What is asked>
Report the number of lines where the string "ylabel" occurs, and write nothing else.
--- --- ---
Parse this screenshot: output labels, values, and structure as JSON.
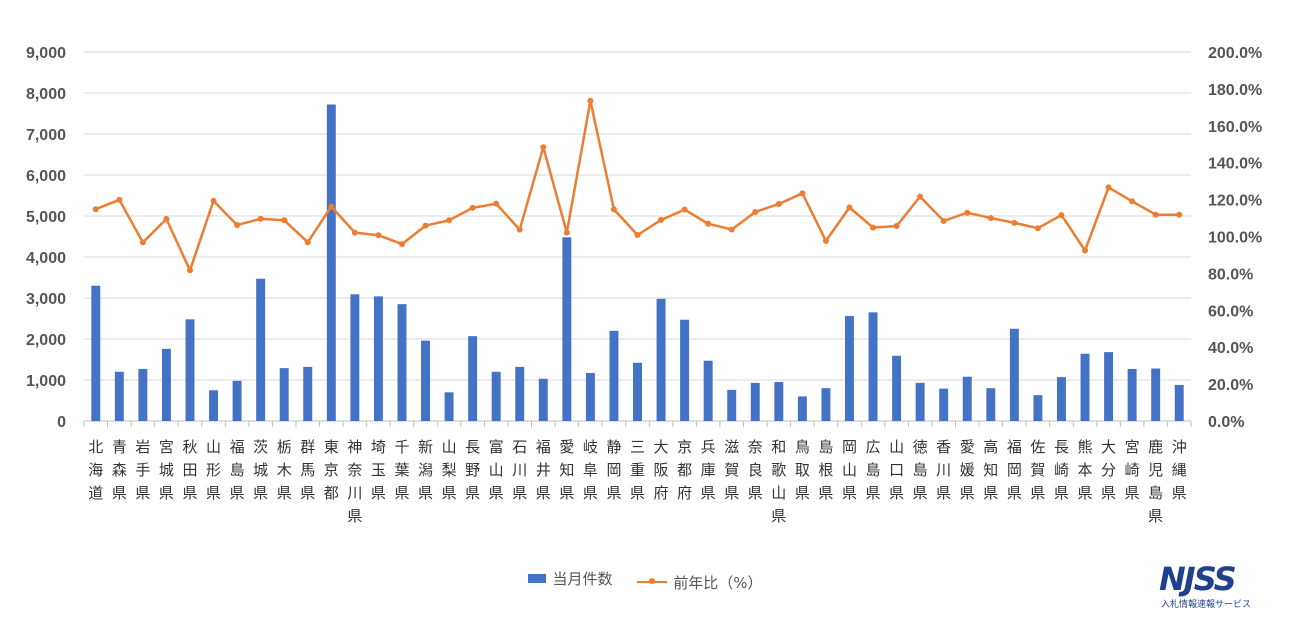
{
  "chart_data": {
    "type": "bar",
    "categories": [
      "北海道",
      "青森県",
      "岩手県",
      "宮城県",
      "秋田県",
      "山形県",
      "福島県",
      "茨城県",
      "栃木県",
      "群馬県",
      "東京都",
      "神奈川県",
      "埼玉県",
      "千葉県",
      "新潟県",
      "山梨県",
      "長野県",
      "富山県",
      "石川県",
      "福井県",
      "愛知県",
      "岐阜県",
      "静岡県",
      "三重県",
      "大阪府",
      "京都府",
      "兵庫県",
      "滋賀県",
      "奈良県",
      "和歌山県",
      "鳥取県",
      "島根県",
      "岡山県",
      "広島県",
      "山口県",
      "徳島県",
      "香川県",
      "愛媛県",
      "高知県",
      "福岡県",
      "佐賀県",
      "長崎県",
      "熊本県",
      "大分県",
      "宮崎県",
      "鹿児島県",
      "沖縄県"
    ],
    "series": [
      {
        "name": "当月件数",
        "type": "bar",
        "axis": "left",
        "color": "#4472C4",
        "values": [
          3300,
          1200,
          1270,
          1760,
          2480,
          750,
          980,
          3470,
          1290,
          1320,
          7720,
          3090,
          3040,
          2850,
          1960,
          700,
          2070,
          1200,
          1320,
          1030,
          4480,
          1170,
          2200,
          1420,
          2980,
          2470,
          1470,
          760,
          930,
          950,
          600,
          800,
          2560,
          2650,
          1590,
          930,
          790,
          1080,
          800,
          2250,
          630,
          1070,
          1640,
          1680,
          1270,
          1280,
          880
        ]
      },
      {
        "name": "前年比（%）",
        "type": "line",
        "axis": "right",
        "color": "#ED7D31",
        "values": [
          114.8,
          119.9,
          96.8,
          109.5,
          81.7,
          119.3,
          106.2,
          109.6,
          108.8,
          96.9,
          116.2,
          102.1,
          100.7,
          95.9,
          105.9,
          108.8,
          115.5,
          117.8,
          103.7,
          148.4,
          102.1,
          173.5,
          114.7,
          100.8,
          109.0,
          114.6,
          106.9,
          103.8,
          113.3,
          117.6,
          123.4,
          97.6,
          115.7,
          104.8,
          105.7,
          121.6,
          108.4,
          112.9,
          110.0,
          107.4,
          104.5,
          111.6,
          92.4,
          126.6,
          119.1,
          111.8,
          111.8
        ]
      }
    ],
    "y_left": {
      "min": 0,
      "max": 9000,
      "ticks": [
        "0",
        "1,000",
        "2,000",
        "3,000",
        "4,000",
        "5,000",
        "6,000",
        "7,000",
        "8,000",
        "9,000"
      ]
    },
    "y_right": {
      "min": 0,
      "max": 200,
      "ticks": [
        "0.0%",
        "20.0%",
        "40.0%",
        "60.0%",
        "80.0%",
        "100.0%",
        "120.0%",
        "140.0%",
        "160.0%",
        "180.0%",
        "200.0%"
      ]
    },
    "grid": true,
    "legend_position": "bottom"
  },
  "legend": {
    "bar_label": "当月件数",
    "line_label": "前年比（%）"
  },
  "logo": {
    "main": "NJSS",
    "sub": "入札情報速報サービス"
  }
}
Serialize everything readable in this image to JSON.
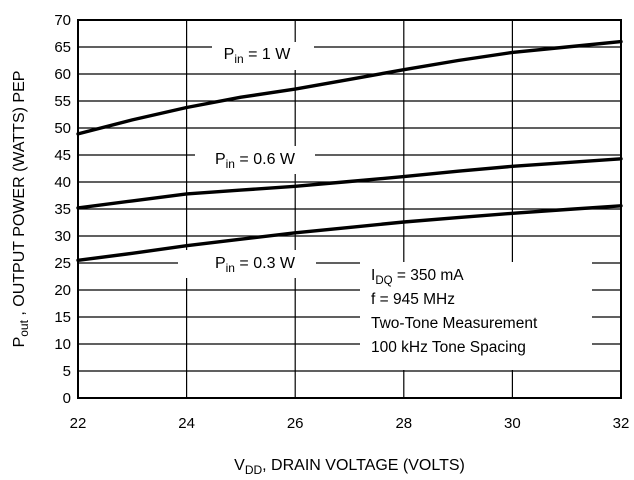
{
  "chart_data": {
    "type": "line",
    "xlabel": {
      "main": "V",
      "sub": "DD",
      "rest": ", DRAIN VOLTAGE (VOLTS)"
    },
    "ylabel": {
      "main": "P",
      "sub": "out",
      "rest": " , OUTPUT POWER (WATTS) PEP"
    },
    "xlim": [
      22,
      32
    ],
    "ylim": [
      0,
      70
    ],
    "xticks": [
      "22",
      "24",
      "26",
      "28",
      "30",
      "32"
    ],
    "yticks": [
      "0",
      "5",
      "10",
      "15",
      "20",
      "25",
      "30",
      "35",
      "40",
      "45",
      "50",
      "55",
      "60",
      "65",
      "70"
    ],
    "grid": true,
    "series": [
      {
        "name": {
          "main": "P",
          "sub": "in",
          "rest": " = 1 W"
        },
        "x": [
          22,
          23,
          24,
          25,
          26,
          27,
          28,
          29,
          30,
          31,
          32
        ],
        "y": [
          48.9,
          51.5,
          53.8,
          55.7,
          57.2,
          59.0,
          60.8,
          62.5,
          64.0,
          65.0,
          66.0
        ]
      },
      {
        "name": {
          "main": "P",
          "sub": "in",
          "rest": " = 0.6 W"
        },
        "x": [
          22,
          23,
          24,
          25,
          26,
          27,
          28,
          29,
          30,
          31,
          32
        ],
        "y": [
          35.2,
          36.5,
          37.8,
          38.5,
          39.2,
          40.1,
          41.0,
          42.0,
          42.9,
          43.6,
          44.3
        ]
      },
      {
        "name": {
          "main": "P",
          "sub": "in",
          "rest": " = 0.3 W"
        },
        "x": [
          22,
          23,
          24,
          25,
          26,
          27,
          28,
          29,
          30,
          31,
          32
        ],
        "y": [
          25.5,
          26.8,
          28.2,
          29.4,
          30.6,
          31.6,
          32.6,
          33.4,
          34.2,
          34.9,
          35.6
        ]
      }
    ],
    "annotations": [
      {
        "main": "I",
        "sub": "DQ",
        "rest": " = 350 mA"
      },
      {
        "main": "f = 945 MHz",
        "sub": "",
        "rest": ""
      },
      {
        "main": "Two-Tone Measurement",
        "sub": "",
        "rest": ""
      },
      {
        "main": "100 kHz Tone Spacing",
        "sub": "",
        "rest": ""
      }
    ],
    "line_color": "#000000",
    "grid_color": "#000000"
  }
}
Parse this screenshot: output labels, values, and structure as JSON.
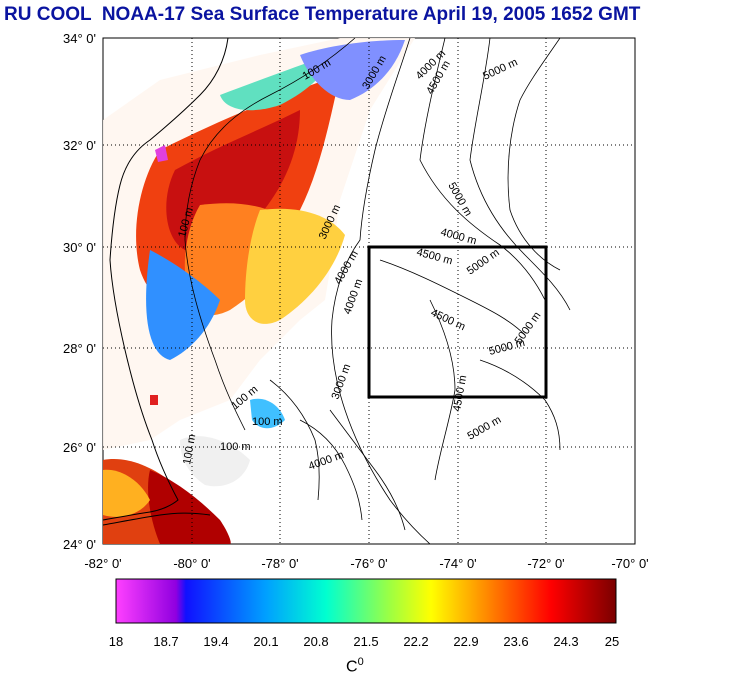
{
  "title": "RU COOL  NOAA-17 Sea Surface Temperature April 19, 2005 1652 GMT",
  "colors": {
    "title": "#0a14a0"
  },
  "map": {
    "lon_ticks": [
      "-82° 0'",
      "-80° 0'",
      "-78° 0'",
      "-76° 0'",
      "-74° 0'",
      "-72° 0'",
      "-70° 0'"
    ],
    "lat_ticks": [
      "34° 0'",
      "32° 0'",
      "30° 0'",
      "28° 0'",
      "26° 0'",
      "24° 0'"
    ],
    "lon_range": [
      -82,
      -70
    ],
    "lat_range": [
      24,
      34
    ],
    "grid": "dotted",
    "study_box": {
      "lon": [
        -76,
        -72
      ],
      "lat": [
        27,
        30
      ]
    },
    "contour_labels": [
      "100 m",
      "3000 m",
      "4000 m",
      "4500 m",
      "5000 m",
      "4000 m",
      "4500 m",
      "5000 m",
      "4000 m",
      "4000 m",
      "4500 m",
      "5000 m",
      "5000 m",
      "4500 m",
      "5000 m",
      "3000 m",
      "100 m",
      "100 m",
      "100 m",
      "100 m",
      "3000 m",
      "100 m",
      "4000 m"
    ]
  },
  "colorbar": {
    "tick_labels": [
      "18",
      "18.7",
      "19.4",
      "20.1",
      "20.8",
      "21.5",
      "22.2",
      "22.9",
      "23.6",
      "24.3",
      "25"
    ],
    "unit": "C",
    "unit_sup": "0",
    "range": [
      18,
      25
    ]
  }
}
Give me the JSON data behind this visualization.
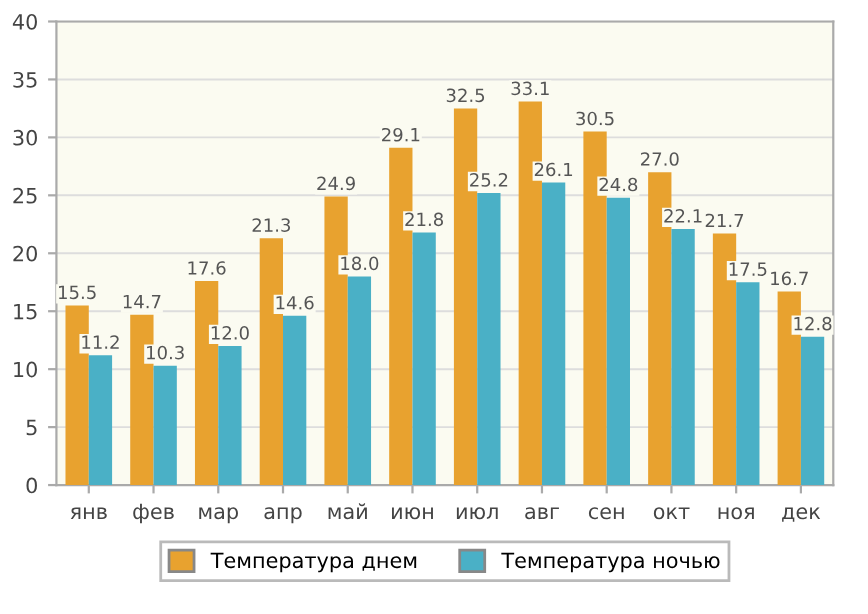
{
  "chart_data": {
    "type": "bar",
    "categories": [
      "янв",
      "фев",
      "мар",
      "апр",
      "май",
      "июн",
      "июл",
      "авг",
      "сен",
      "окт",
      "ноя",
      "дек"
    ],
    "series": [
      {
        "name": "Температура днем",
        "color": "#e8a22f",
        "values": [
          15.5,
          14.7,
          17.6,
          21.3,
          24.9,
          29.1,
          32.5,
          33.1,
          30.5,
          27.0,
          21.7,
          16.7
        ],
        "value_labels": [
          "15.5",
          "14.7",
          "17.6",
          "21.3",
          "24.9",
          "29.1",
          "32.5",
          "33.1",
          "30.5",
          "27.0",
          "21.7",
          "16.7"
        ]
      },
      {
        "name": "Температура ночью",
        "color": "#4ab0c6",
        "values": [
          11.2,
          10.3,
          12.0,
          14.6,
          18.0,
          21.8,
          25.2,
          26.1,
          24.8,
          22.1,
          17.5,
          12.8
        ],
        "value_labels": [
          "11.2",
          "10.3",
          "12.0",
          "14.6",
          "18.0",
          "21.8",
          "25.2",
          "26.1",
          "24.8",
          "22.1",
          "17.5",
          "12.8"
        ]
      }
    ],
    "ylim": [
      0,
      40
    ],
    "yticks": [
      0,
      5,
      10,
      15,
      20,
      25,
      30,
      35,
      40
    ],
    "grid": "y",
    "legend": "bottom"
  }
}
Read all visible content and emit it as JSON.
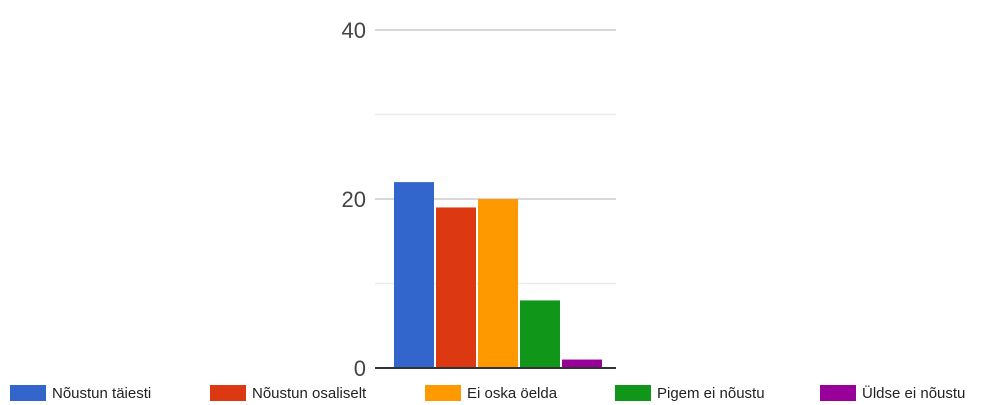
{
  "chart_data": {
    "type": "bar",
    "title": "",
    "xlabel": "",
    "ylabel": "",
    "ylim": [
      0,
      40
    ],
    "y_ticks": [
      0,
      20,
      40
    ],
    "gridlines": [
      0,
      10,
      20,
      30,
      40
    ],
    "grid": true,
    "legend_position": "bottom",
    "categories": [
      "Nõustun täiesti",
      "Nõustun osaliselt",
      "Ei oska öelda",
      "Pigem ei nõustu",
      "Üldse ei nõustu"
    ],
    "values": [
      22,
      19,
      20,
      8,
      1
    ],
    "colors": [
      "#3366cc",
      "#dc3912",
      "#ff9900",
      "#109618",
      "#990099"
    ],
    "y_tick_labels": [
      "0",
      "20",
      "40"
    ]
  }
}
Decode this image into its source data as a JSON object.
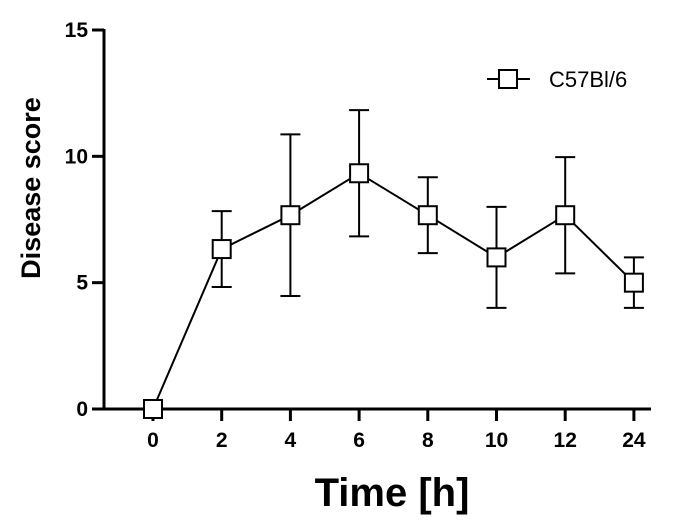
{
  "chart_data": {
    "type": "line",
    "title": "",
    "xlabel": "Time [h]",
    "ylabel": "Disease score",
    "categories": [
      "0",
      "2",
      "4",
      "6",
      "8",
      "10",
      "12",
      "24"
    ],
    "ylim": [
      0,
      15
    ],
    "yticks": [
      0,
      5,
      10,
      15
    ],
    "grid": false,
    "legend_position": "top-right",
    "series": [
      {
        "name": "C57Bl/6",
        "marker": "open-square",
        "values": [
          0,
          6.33,
          7.67,
          9.33,
          7.67,
          6.0,
          7.67,
          5.0
        ],
        "error_upper": [
          0,
          7.83,
          10.87,
          11.83,
          9.17,
          8.0,
          9.97,
          6.0
        ],
        "error_lower": [
          0,
          4.83,
          4.47,
          6.83,
          6.17,
          4.0,
          5.37,
          4.0
        ]
      }
    ]
  }
}
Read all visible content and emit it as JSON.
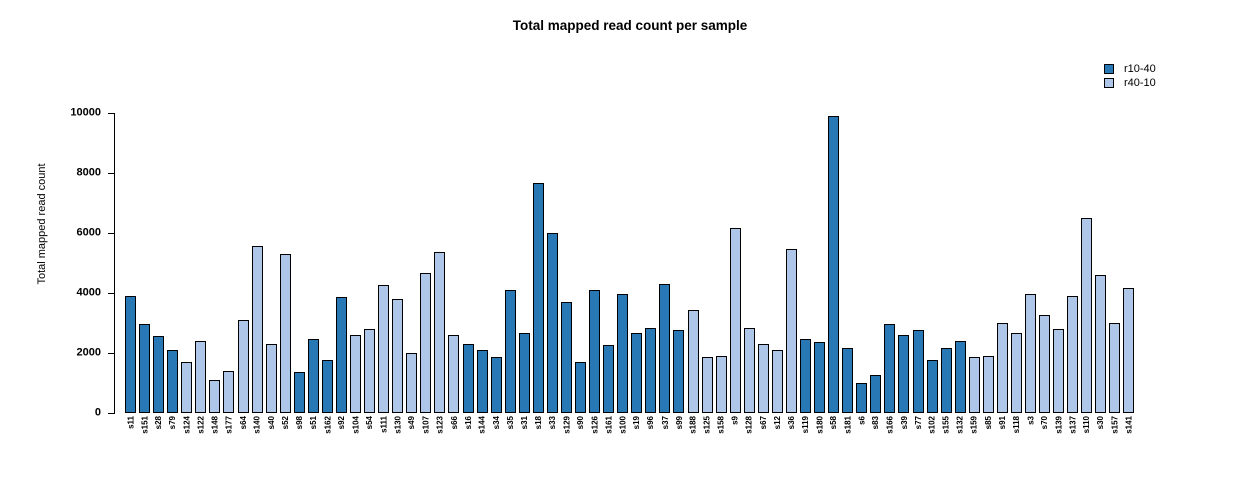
{
  "chart_data": {
    "type": "bar",
    "title": "Total mapped read count per sample",
    "xlabel": "",
    "ylabel": "Total mapped read count",
    "ylim": [
      0,
      10000
    ],
    "yticks": [
      0,
      2000,
      4000,
      6000,
      8000,
      10000
    ],
    "grid": false,
    "legend_position": "top-right",
    "bar_border_color": "#000000",
    "series": [
      {
        "name": "r10-40",
        "color": "#2878B5"
      },
      {
        "name": "r40-10",
        "color": "#AEC6E8"
      }
    ],
    "samples": [
      {
        "label": "s11",
        "value": 3900,
        "series": "r10-40"
      },
      {
        "label": "s151",
        "value": 2950,
        "series": "r10-40"
      },
      {
        "label": "s28",
        "value": 2550,
        "series": "r10-40"
      },
      {
        "label": "s79",
        "value": 2100,
        "series": "r10-40"
      },
      {
        "label": "s124",
        "value": 1700,
        "series": "r40-10"
      },
      {
        "label": "s122",
        "value": 2400,
        "series": "r40-10"
      },
      {
        "label": "s148",
        "value": 1100,
        "series": "r40-10"
      },
      {
        "label": "s177",
        "value": 1400,
        "series": "r40-10"
      },
      {
        "label": "s64",
        "value": 3100,
        "series": "r40-10"
      },
      {
        "label": "s140",
        "value": 5550,
        "series": "r40-10"
      },
      {
        "label": "s40",
        "value": 2300,
        "series": "r40-10"
      },
      {
        "label": "s52",
        "value": 5300,
        "series": "r40-10"
      },
      {
        "label": "s98",
        "value": 1350,
        "series": "r10-40"
      },
      {
        "label": "s51",
        "value": 2450,
        "series": "r10-40"
      },
      {
        "label": "s162",
        "value": 1750,
        "series": "r10-40"
      },
      {
        "label": "s92",
        "value": 3850,
        "series": "r10-40"
      },
      {
        "label": "s104",
        "value": 2600,
        "series": "r40-10"
      },
      {
        "label": "s54",
        "value": 2800,
        "series": "r40-10"
      },
      {
        "label": "s111",
        "value": 4250,
        "series": "r40-10"
      },
      {
        "label": "s130",
        "value": 3800,
        "series": "r40-10"
      },
      {
        "label": "s49",
        "value": 2000,
        "series": "r40-10"
      },
      {
        "label": "s107",
        "value": 4650,
        "series": "r40-10"
      },
      {
        "label": "s123",
        "value": 5350,
        "series": "r40-10"
      },
      {
        "label": "s66",
        "value": 2600,
        "series": "r40-10"
      },
      {
        "label": "s16",
        "value": 2300,
        "series": "r10-40"
      },
      {
        "label": "s144",
        "value": 2100,
        "series": "r10-40"
      },
      {
        "label": "s34",
        "value": 1850,
        "series": "r10-40"
      },
      {
        "label": "s35",
        "value": 4100,
        "series": "r10-40"
      },
      {
        "label": "s31",
        "value": 2650,
        "series": "r10-40"
      },
      {
        "label": "s18",
        "value": 7650,
        "series": "r10-40"
      },
      {
        "label": "s33",
        "value": 6000,
        "series": "r10-40"
      },
      {
        "label": "s129",
        "value": 3700,
        "series": "r10-40"
      },
      {
        "label": "s90",
        "value": 1700,
        "series": "r10-40"
      },
      {
        "label": "s126",
        "value": 4100,
        "series": "r10-40"
      },
      {
        "label": "s161",
        "value": 2250,
        "series": "r10-40"
      },
      {
        "label": "s100",
        "value": 3950,
        "series": "r10-40"
      },
      {
        "label": "s19",
        "value": 2650,
        "series": "r10-40"
      },
      {
        "label": "s96",
        "value": 2850,
        "series": "r10-40"
      },
      {
        "label": "s37",
        "value": 4300,
        "series": "r10-40"
      },
      {
        "label": "s99",
        "value": 2750,
        "series": "r10-40"
      },
      {
        "label": "s188",
        "value": 3450,
        "series": "r40-10"
      },
      {
        "label": "s125",
        "value": 1850,
        "series": "r40-10"
      },
      {
        "label": "s158",
        "value": 1900,
        "series": "r40-10"
      },
      {
        "label": "s9",
        "value": 6150,
        "series": "r40-10"
      },
      {
        "label": "s128",
        "value": 2850,
        "series": "r40-10"
      },
      {
        "label": "s67",
        "value": 2300,
        "series": "r40-10"
      },
      {
        "label": "s12",
        "value": 2100,
        "series": "r40-10"
      },
      {
        "label": "s36",
        "value": 5450,
        "series": "r40-10"
      },
      {
        "label": "s119",
        "value": 2450,
        "series": "r10-40"
      },
      {
        "label": "s180",
        "value": 2350,
        "series": "r10-40"
      },
      {
        "label": "s58",
        "value": 9900,
        "series": "r10-40"
      },
      {
        "label": "s181",
        "value": 2150,
        "series": "r10-40"
      },
      {
        "label": "s6",
        "value": 1000,
        "series": "r10-40"
      },
      {
        "label": "s83",
        "value": 1250,
        "series": "r10-40"
      },
      {
        "label": "s166",
        "value": 2950,
        "series": "r10-40"
      },
      {
        "label": "s39",
        "value": 2600,
        "series": "r10-40"
      },
      {
        "label": "s77",
        "value": 2750,
        "series": "r10-40"
      },
      {
        "label": "s102",
        "value": 1750,
        "series": "r10-40"
      },
      {
        "label": "s155",
        "value": 2150,
        "series": "r10-40"
      },
      {
        "label": "s132",
        "value": 2400,
        "series": "r10-40"
      },
      {
        "label": "s159",
        "value": 1850,
        "series": "r40-10"
      },
      {
        "label": "s85",
        "value": 1900,
        "series": "r40-10"
      },
      {
        "label": "s91",
        "value": 3000,
        "series": "r40-10"
      },
      {
        "label": "s118",
        "value": 2650,
        "series": "r40-10"
      },
      {
        "label": "s3",
        "value": 3950,
        "series": "r40-10"
      },
      {
        "label": "s70",
        "value": 3250,
        "series": "r40-10"
      },
      {
        "label": "s139",
        "value": 2800,
        "series": "r40-10"
      },
      {
        "label": "s137",
        "value": 3900,
        "series": "r40-10"
      },
      {
        "label": "s110",
        "value": 6500,
        "series": "r40-10"
      },
      {
        "label": "s30",
        "value": 4600,
        "series": "r40-10"
      },
      {
        "label": "s157",
        "value": 3000,
        "series": "r40-10"
      },
      {
        "label": "s141",
        "value": 4150,
        "series": "r40-10"
      }
    ]
  }
}
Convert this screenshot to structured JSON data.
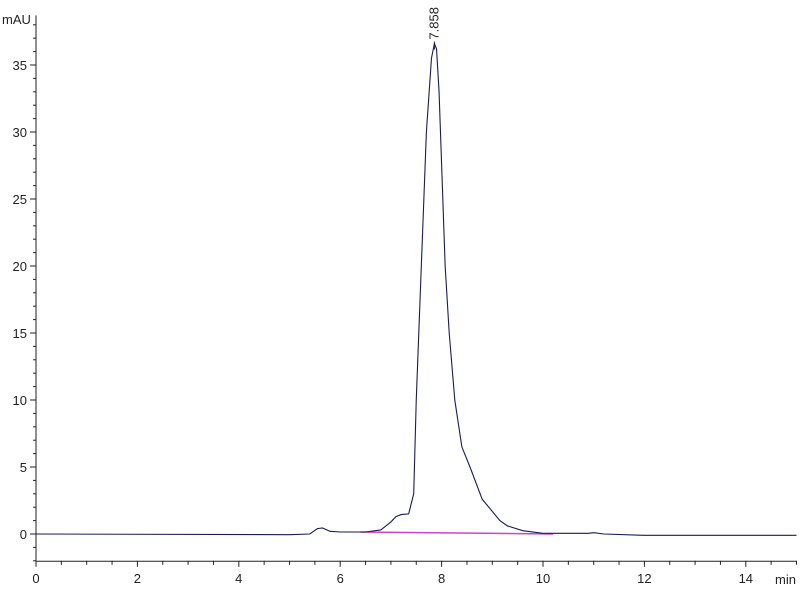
--- --- ---
Response for this exercise>
4